• Available data:
--------------------
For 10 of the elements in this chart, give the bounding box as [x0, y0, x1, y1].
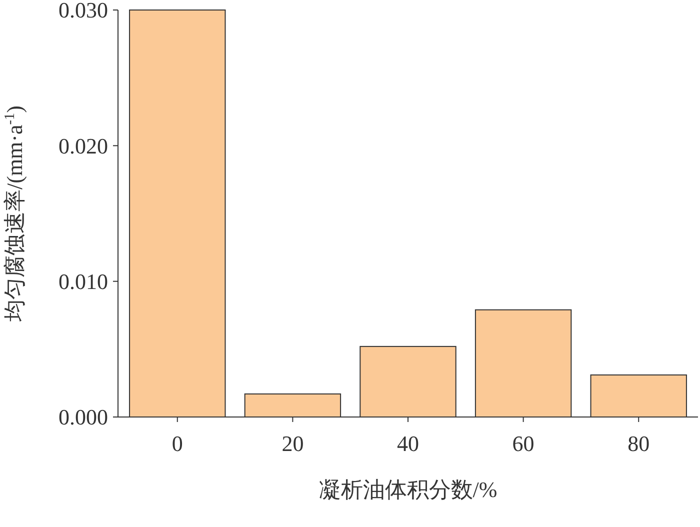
x-tick-label: 60 [512, 431, 534, 456]
y-tick-label: 0.000 [58, 404, 108, 430]
x-tick-label: 40 [397, 431, 419, 456]
x-tick-label: 80 [628, 431, 650, 456]
y-tick-label: 0.020 [58, 133, 108, 158]
y-tick-label: 0.030 [58, 0, 108, 23]
y-tick-label: 0.010 [58, 269, 108, 294]
x-axis-title: 凝析油体积分数/% [318, 477, 498, 502]
x-tick-label: 0 [172, 431, 183, 456]
x-tick-label: 20 [282, 431, 304, 456]
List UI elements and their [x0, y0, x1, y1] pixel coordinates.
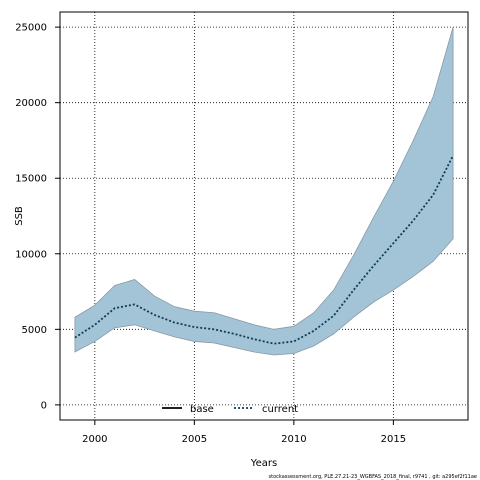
y-tick-label: 25000 — [15, 23, 47, 34]
y-tick-label: 10000 — [15, 249, 47, 260]
series-layer — [74, 155, 454, 345]
plot-frame — [59, 11, 469, 421]
series-line-current — [74, 155, 454, 345]
axes-layer: 2000 2005 2010 2015 0 5000 10000 15000 20000 2500… — [15, 23, 406, 445]
band-layer — [74, 26, 454, 356]
legend-current-label: current — [262, 404, 298, 415]
legend-base-label: base — [190, 404, 214, 415]
y-tick-label: 20000 — [15, 98, 47, 109]
y-tick-label: 0 — [41, 400, 47, 411]
y-axis-title: SSB — [14, 206, 25, 226]
y-tick-label: 15000 — [15, 174, 47, 185]
confidence-band — [74, 26, 454, 356]
x-tick-label: 2005 — [182, 434, 207, 445]
x-tick-label: 2015 — [381, 434, 406, 445]
x-axis-title: Years — [250, 458, 277, 469]
x-tick-label: 2000 — [82, 434, 107, 445]
y-tick-label: 5000 — [22, 325, 47, 336]
footnote: stockassessment.org, PLE.27.21-23_WGBFAS… — [269, 474, 477, 480]
x-tick-label: 2010 — [281, 434, 306, 445]
legend: base current — [162, 404, 298, 415]
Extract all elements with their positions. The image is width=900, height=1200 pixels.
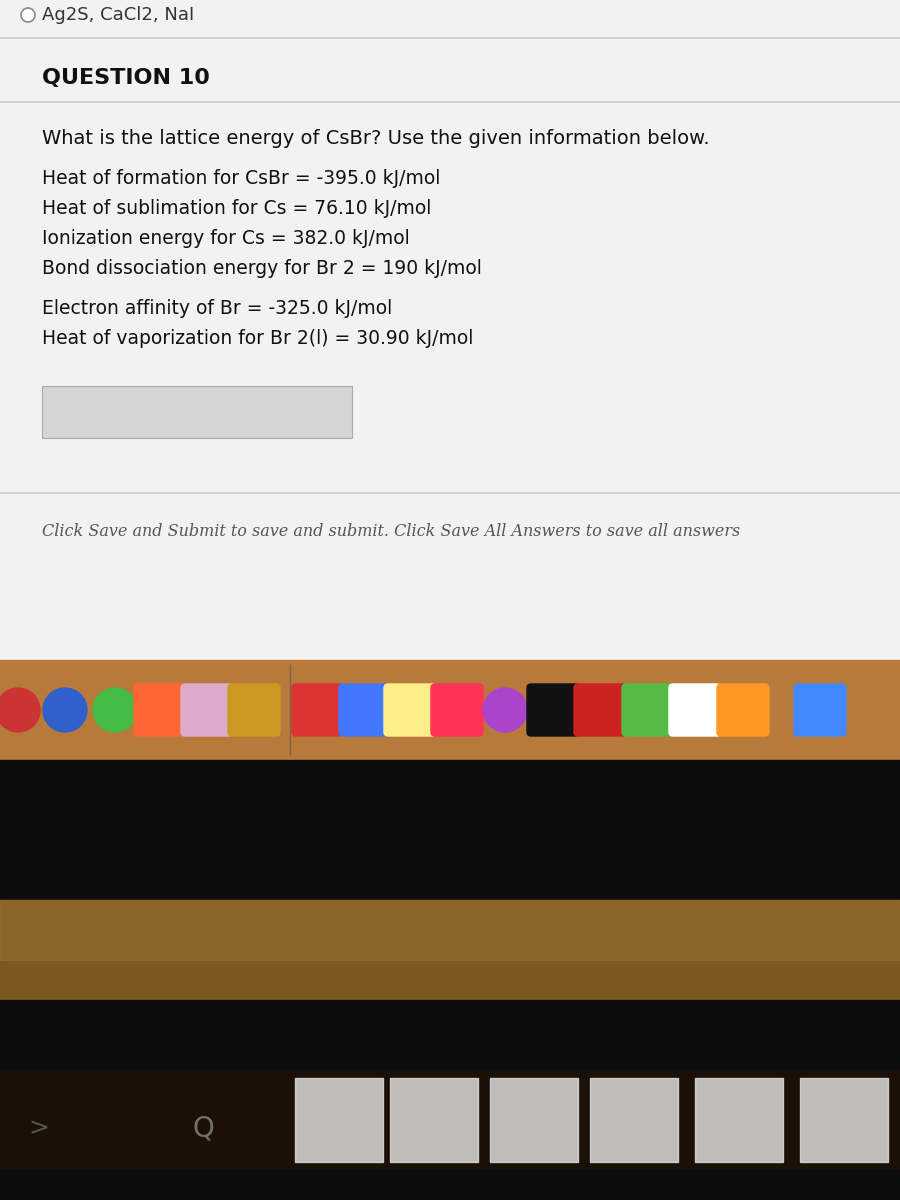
Bar: [42, 386, 352, 438]
Text: Bond dissociation energy for Br 2 = 190 kJ/mol: Bond dissociation energy for Br 2 = 190 …: [42, 258, 482, 277]
FancyBboxPatch shape: [384, 684, 436, 736]
Text: Heat of formation for CsBr = -395.0 kJ/mol: Heat of formation for CsBr = -395.0 kJ/m…: [42, 168, 440, 187]
Text: Heat of sublimation for Cs = 76.10 kJ/mol: Heat of sublimation for Cs = 76.10 kJ/mo…: [42, 198, 431, 217]
FancyBboxPatch shape: [134, 684, 186, 736]
Bar: [0, 900, 900, 1000]
Bar: [0, 660, 900, 760]
FancyBboxPatch shape: [431, 684, 483, 736]
Bar: [295, 1078, 383, 1162]
Bar: [390, 1078, 478, 1162]
Bar: [0, 0, 900, 660]
Bar: [695, 1078, 783, 1162]
Bar: [800, 1078, 888, 1162]
Circle shape: [21, 8, 35, 22]
Text: Ionization energy for Cs = 382.0 kJ/mol: Ionization energy for Cs = 382.0 kJ/mol: [42, 228, 410, 247]
Text: Click Save and Submit to save and submit. Click Save All Answers to save all ans: Click Save and Submit to save and submit…: [42, 522, 740, 540]
Circle shape: [43, 688, 87, 732]
Text: Electron affinity of Br = -325.0 kJ/mol: Electron affinity of Br = -325.0 kJ/mol: [42, 299, 392, 318]
FancyBboxPatch shape: [292, 684, 344, 736]
Bar: [0, 1170, 900, 1200]
FancyBboxPatch shape: [228, 684, 280, 736]
Text: Heat of vaporization for Br 2(l) = 30.90 kJ/mol: Heat of vaporization for Br 2(l) = 30.90…: [42, 329, 473, 348]
Bar: [0, 1070, 900, 1170]
Bar: [490, 1078, 578, 1162]
Circle shape: [483, 688, 527, 732]
Circle shape: [0, 688, 40, 732]
FancyBboxPatch shape: [794, 684, 846, 736]
FancyBboxPatch shape: [669, 684, 721, 736]
Text: What is the lattice energy of CsBr? Use the given information below.: What is the lattice energy of CsBr? Use …: [42, 128, 709, 148]
FancyBboxPatch shape: [181, 684, 233, 736]
Text: QUESTION 10: QUESTION 10: [42, 68, 210, 88]
Text: >: >: [28, 1116, 49, 1140]
Circle shape: [93, 688, 137, 732]
Bar: [590, 1078, 678, 1162]
Text: Q: Q: [192, 1114, 214, 1142]
Bar: [0, 1000, 900, 1070]
Bar: [0, 760, 900, 900]
Bar: [0, 900, 900, 960]
FancyBboxPatch shape: [574, 684, 626, 736]
FancyBboxPatch shape: [339, 684, 391, 736]
FancyBboxPatch shape: [622, 684, 674, 736]
FancyBboxPatch shape: [717, 684, 769, 736]
FancyBboxPatch shape: [527, 684, 579, 736]
Text: Ag2S, CaCl2, NaI: Ag2S, CaCl2, NaI: [42, 6, 194, 24]
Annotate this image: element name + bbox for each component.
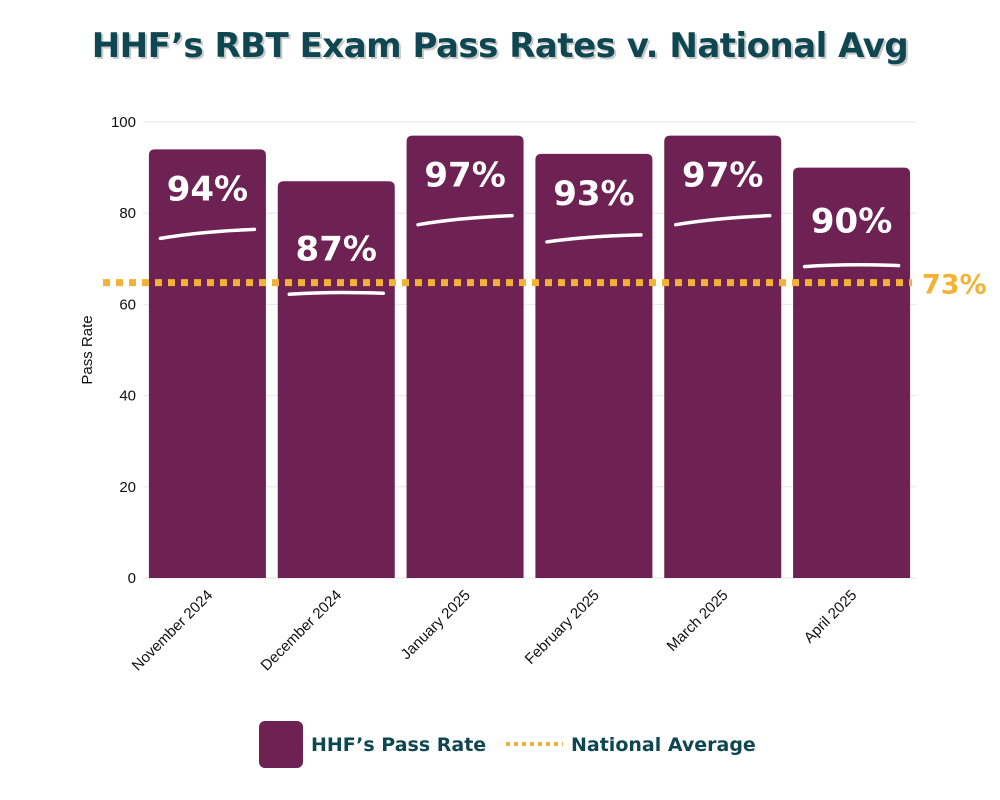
legend-label-national-average: National Average — [571, 734, 756, 756]
x-tick-label: March 2025 — [664, 587, 732, 655]
bars: 94% 87% 97% 93% 97% 90% — [148, 135, 911, 579]
y-tick-label: 0 — [128, 570, 136, 587]
national-average-line: 73% — [103, 270, 987, 301]
legend: HHF’s Pass Rate National Average — [259, 721, 756, 768]
bar-underline-stroke — [674, 213, 772, 227]
x-tick-label: January 2025 — [398, 587, 474, 663]
grid-lines — [143, 121, 916, 579]
y-axis-ticks: 0 20 40 60 80 100 — [111, 114, 136, 587]
bar — [664, 135, 782, 578]
chart-title: HHF’s RBT Exam Pass Rates v. National Av… — [91, 26, 909, 66]
bar — [535, 153, 653, 579]
y-axis-title: Pass Rate — [79, 315, 96, 384]
x-axis-ticks: November 2024 December 2024 January 2025 Fe… — [129, 587, 861, 674]
bar — [148, 149, 266, 579]
y-tick-label: 40 — [119, 388, 136, 405]
x-tick-label: November 2024 — [129, 587, 216, 674]
legend-label-pass-rate: HHF’s Pass Rate — [311, 734, 486, 756]
bar-data-label: 87% — [296, 229, 377, 269]
y-tick-label: 20 — [119, 479, 136, 496]
bar-underline-stroke — [158, 227, 257, 241]
bar-data-label: 94% — [167, 169, 248, 209]
x-tick-label: December 2024 — [258, 587, 345, 674]
x-tick-label: April 2025 — [801, 587, 861, 647]
bar-underline-stroke — [802, 263, 901, 269]
bar — [406, 135, 524, 578]
y-tick-label: 100 — [111, 114, 136, 131]
bar-data-label: 97% — [682, 156, 763, 196]
y-tick-label: 80 — [119, 205, 136, 222]
bar-data-label: 97% — [424, 156, 505, 196]
bar-underline-stroke — [545, 233, 643, 244]
reference-line-label: 73% — [922, 270, 987, 301]
x-tick-label: February 2025 — [522, 587, 603, 668]
y-tick-label: 60 — [119, 296, 136, 313]
bar-underline-stroke — [416, 213, 514, 227]
bar — [793, 167, 911, 578]
legend-swatch-bar — [259, 721, 303, 768]
bar-data-label: 93% — [553, 174, 634, 214]
bar-data-label: 90% — [811, 202, 892, 242]
bar-underline-stroke — [287, 290, 385, 297]
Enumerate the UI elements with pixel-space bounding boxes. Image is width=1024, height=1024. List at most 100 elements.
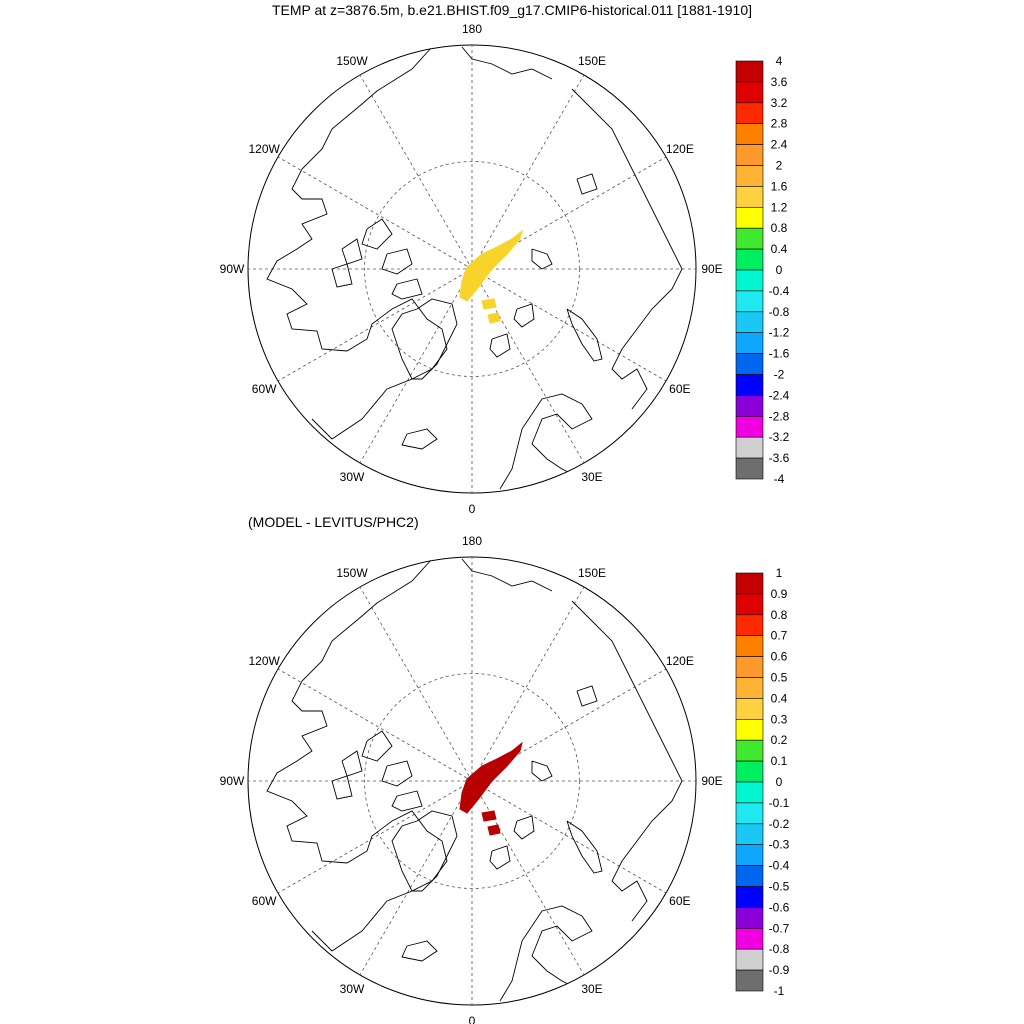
--------------------
• Goal:
Print the items starting with the line that contains "Bar: [42, 386, 352, 438]" and going on through the line that contains "FancyBboxPatch shape: [134, 684, 186, 736]", reproducing each line character for character.

• Written solution:
Bar: [42, 386, 352, 438]
Text: Bond dissociation energy for Br 2 = 190 kJ/mol: Bond dissociation energy for Br 2 = 190 …: [42, 258, 482, 277]
FancyBboxPatch shape: [384, 684, 436, 736]
Text: Heat of formation for CsBr = -395.0 kJ/mol: Heat of formation for CsBr = -395.0 kJ/m…: [42, 168, 440, 187]
Text: Heat of sublimation for Cs = 76.10 kJ/mol: Heat of sublimation for Cs = 76.10 kJ/mo…: [42, 198, 431, 217]
FancyBboxPatch shape: [134, 684, 186, 736]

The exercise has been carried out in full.